Reproduce sin cambios el tramo del fragmento de texto que va desde "cargados de soldados" hasta "de los víctores.".

# Fragmento de texto:
--------------------
Estábamos, señores, en provincias

o en la periferia, como dicen,

incomprensiblemente desnacidos.

 

Señores escleróticos,

ancianas tías lúgubres,

guardias municipales y banderas.

Los niños con globitos colorados,

pantalones azules

y viernes sacrosantos

de piadoso susurro.

 

Andábamos con nuestros

papás.

Pasaban trenes

cargados de soldados a la guerra.

Gritos de excomunión.

Escapularios.

Enormes moros, asombrosos moros

llenos de pantalones y de dientes.

Y aquel vertiginoso

color del tiovivo y de los víctores.

 

Estábamos remotos

chupando caramelos,

con tantas estampitas y retratos

y tanto ir y venir y tanta cólera,

tanta predicación y tantos muertos

y tanta sorda infancia irremediable[12]

 

A los versos de Valente, se unirán los de Carlos Barral, Francisco Brines, José Manuel Caballero Bonald, Alfonso Costafreda, Jaime Gil de Biedma, Ángel González, José Agustín Goytisolo, Claudio Rodríguez y José María Valverde, que “contra viento, marea y moda, ha creado una obra articulada sobre la idea religiosa, de religiosidad católica estricta en determinados poemas”[13]:

 

En los balcones de mi infancia

Me iba contando un largo cuento.
--------------------
Listados de elementos anotados

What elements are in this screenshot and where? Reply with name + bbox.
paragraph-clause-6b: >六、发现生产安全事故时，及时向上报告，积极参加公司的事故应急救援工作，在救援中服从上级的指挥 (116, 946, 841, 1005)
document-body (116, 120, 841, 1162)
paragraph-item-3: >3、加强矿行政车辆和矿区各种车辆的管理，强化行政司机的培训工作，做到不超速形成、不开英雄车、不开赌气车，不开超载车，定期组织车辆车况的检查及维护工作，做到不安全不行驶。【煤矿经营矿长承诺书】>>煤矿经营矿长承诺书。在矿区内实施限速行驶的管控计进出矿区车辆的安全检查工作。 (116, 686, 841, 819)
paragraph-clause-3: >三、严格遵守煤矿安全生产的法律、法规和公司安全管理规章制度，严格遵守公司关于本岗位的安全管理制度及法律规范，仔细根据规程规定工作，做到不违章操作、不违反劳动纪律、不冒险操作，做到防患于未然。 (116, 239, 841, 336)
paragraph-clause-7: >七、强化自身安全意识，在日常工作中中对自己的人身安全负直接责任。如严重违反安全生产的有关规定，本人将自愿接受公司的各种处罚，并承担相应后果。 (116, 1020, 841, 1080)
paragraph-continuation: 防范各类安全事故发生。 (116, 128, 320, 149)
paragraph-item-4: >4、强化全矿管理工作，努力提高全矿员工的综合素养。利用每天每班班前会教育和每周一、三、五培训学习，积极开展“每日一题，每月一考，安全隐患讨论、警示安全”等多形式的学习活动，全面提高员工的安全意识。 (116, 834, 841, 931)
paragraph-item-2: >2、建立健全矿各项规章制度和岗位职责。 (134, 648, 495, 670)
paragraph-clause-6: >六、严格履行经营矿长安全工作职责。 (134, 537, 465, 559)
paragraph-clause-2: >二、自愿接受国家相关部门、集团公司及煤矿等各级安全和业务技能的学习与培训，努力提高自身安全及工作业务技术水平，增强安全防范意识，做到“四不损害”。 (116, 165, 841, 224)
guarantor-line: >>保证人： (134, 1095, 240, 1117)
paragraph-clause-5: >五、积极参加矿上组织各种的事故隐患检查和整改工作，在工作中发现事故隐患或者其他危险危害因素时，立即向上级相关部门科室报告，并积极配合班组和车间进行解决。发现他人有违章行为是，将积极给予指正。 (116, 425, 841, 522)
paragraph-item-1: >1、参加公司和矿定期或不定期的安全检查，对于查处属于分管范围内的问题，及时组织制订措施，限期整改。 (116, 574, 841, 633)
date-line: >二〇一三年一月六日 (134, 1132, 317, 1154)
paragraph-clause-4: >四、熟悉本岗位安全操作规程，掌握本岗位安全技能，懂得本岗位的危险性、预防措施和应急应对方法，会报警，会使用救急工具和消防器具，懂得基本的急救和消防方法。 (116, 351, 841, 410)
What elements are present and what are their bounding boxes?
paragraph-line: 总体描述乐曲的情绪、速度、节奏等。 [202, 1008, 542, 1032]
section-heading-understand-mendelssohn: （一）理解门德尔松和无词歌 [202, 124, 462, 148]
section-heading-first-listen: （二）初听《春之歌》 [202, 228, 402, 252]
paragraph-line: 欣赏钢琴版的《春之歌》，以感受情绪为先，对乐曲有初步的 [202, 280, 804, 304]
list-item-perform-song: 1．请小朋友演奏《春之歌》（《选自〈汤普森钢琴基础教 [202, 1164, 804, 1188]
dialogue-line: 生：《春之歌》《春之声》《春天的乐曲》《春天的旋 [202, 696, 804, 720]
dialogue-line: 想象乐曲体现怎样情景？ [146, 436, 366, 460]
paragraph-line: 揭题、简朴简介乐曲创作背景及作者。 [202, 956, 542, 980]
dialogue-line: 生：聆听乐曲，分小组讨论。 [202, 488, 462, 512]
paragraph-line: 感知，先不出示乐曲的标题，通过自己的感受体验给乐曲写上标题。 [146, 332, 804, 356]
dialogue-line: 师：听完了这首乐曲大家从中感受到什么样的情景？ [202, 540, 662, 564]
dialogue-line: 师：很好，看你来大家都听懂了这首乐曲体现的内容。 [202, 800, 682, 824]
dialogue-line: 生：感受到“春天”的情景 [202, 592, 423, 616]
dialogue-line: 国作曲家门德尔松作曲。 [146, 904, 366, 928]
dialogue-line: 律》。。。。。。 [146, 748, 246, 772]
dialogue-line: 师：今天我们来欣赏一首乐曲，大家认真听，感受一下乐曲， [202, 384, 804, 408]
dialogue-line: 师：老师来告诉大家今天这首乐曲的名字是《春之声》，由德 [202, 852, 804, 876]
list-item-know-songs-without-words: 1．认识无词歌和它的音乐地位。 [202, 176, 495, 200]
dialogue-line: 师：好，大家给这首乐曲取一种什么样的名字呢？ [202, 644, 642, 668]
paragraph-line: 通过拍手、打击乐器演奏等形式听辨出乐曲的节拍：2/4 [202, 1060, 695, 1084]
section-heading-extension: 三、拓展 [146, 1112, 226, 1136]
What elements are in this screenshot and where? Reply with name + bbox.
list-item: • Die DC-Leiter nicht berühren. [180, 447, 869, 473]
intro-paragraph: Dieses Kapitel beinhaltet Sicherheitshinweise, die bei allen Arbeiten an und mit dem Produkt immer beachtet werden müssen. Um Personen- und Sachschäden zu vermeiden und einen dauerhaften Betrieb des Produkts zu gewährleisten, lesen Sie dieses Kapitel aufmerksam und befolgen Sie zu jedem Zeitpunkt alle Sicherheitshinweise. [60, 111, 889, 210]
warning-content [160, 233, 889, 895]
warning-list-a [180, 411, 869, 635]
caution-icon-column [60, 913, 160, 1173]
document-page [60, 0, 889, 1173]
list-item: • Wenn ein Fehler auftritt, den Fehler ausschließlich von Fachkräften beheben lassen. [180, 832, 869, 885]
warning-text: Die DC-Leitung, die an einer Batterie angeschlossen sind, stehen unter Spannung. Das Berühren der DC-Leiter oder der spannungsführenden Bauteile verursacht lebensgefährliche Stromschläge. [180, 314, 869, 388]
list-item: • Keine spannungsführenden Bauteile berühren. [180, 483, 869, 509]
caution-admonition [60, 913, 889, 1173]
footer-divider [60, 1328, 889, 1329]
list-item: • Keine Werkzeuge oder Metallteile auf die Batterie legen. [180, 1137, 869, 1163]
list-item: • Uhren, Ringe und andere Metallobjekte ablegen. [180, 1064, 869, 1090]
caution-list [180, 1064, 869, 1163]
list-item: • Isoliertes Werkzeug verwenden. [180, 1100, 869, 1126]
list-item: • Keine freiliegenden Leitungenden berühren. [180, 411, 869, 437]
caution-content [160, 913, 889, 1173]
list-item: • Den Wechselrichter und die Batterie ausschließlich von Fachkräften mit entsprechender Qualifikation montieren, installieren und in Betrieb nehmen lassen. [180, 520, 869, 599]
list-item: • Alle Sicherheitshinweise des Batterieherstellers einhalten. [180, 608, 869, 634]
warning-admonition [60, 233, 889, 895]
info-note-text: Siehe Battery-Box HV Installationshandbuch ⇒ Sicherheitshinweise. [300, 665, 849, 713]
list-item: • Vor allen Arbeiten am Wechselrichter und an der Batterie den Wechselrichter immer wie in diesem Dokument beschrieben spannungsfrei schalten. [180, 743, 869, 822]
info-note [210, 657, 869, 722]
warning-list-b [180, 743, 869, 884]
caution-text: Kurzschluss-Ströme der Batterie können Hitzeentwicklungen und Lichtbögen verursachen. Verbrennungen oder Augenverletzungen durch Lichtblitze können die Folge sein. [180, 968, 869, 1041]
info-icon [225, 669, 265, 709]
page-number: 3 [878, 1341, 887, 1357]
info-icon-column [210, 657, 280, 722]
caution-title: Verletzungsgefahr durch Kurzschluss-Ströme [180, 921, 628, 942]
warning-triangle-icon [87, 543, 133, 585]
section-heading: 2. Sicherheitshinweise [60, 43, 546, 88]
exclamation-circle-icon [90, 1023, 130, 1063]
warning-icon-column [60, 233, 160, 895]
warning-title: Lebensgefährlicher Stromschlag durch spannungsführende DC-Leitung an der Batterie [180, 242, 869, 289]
--------------------
# Resultado del ejercicio:
cargados de soldados a la guerra.

Gritos de excomunión.

Escapularios.

Enormes moros, asombrosos moros

llenos de pantalones y de dientes.

Y aquel vertiginoso

color del tiovivo y de los víctores.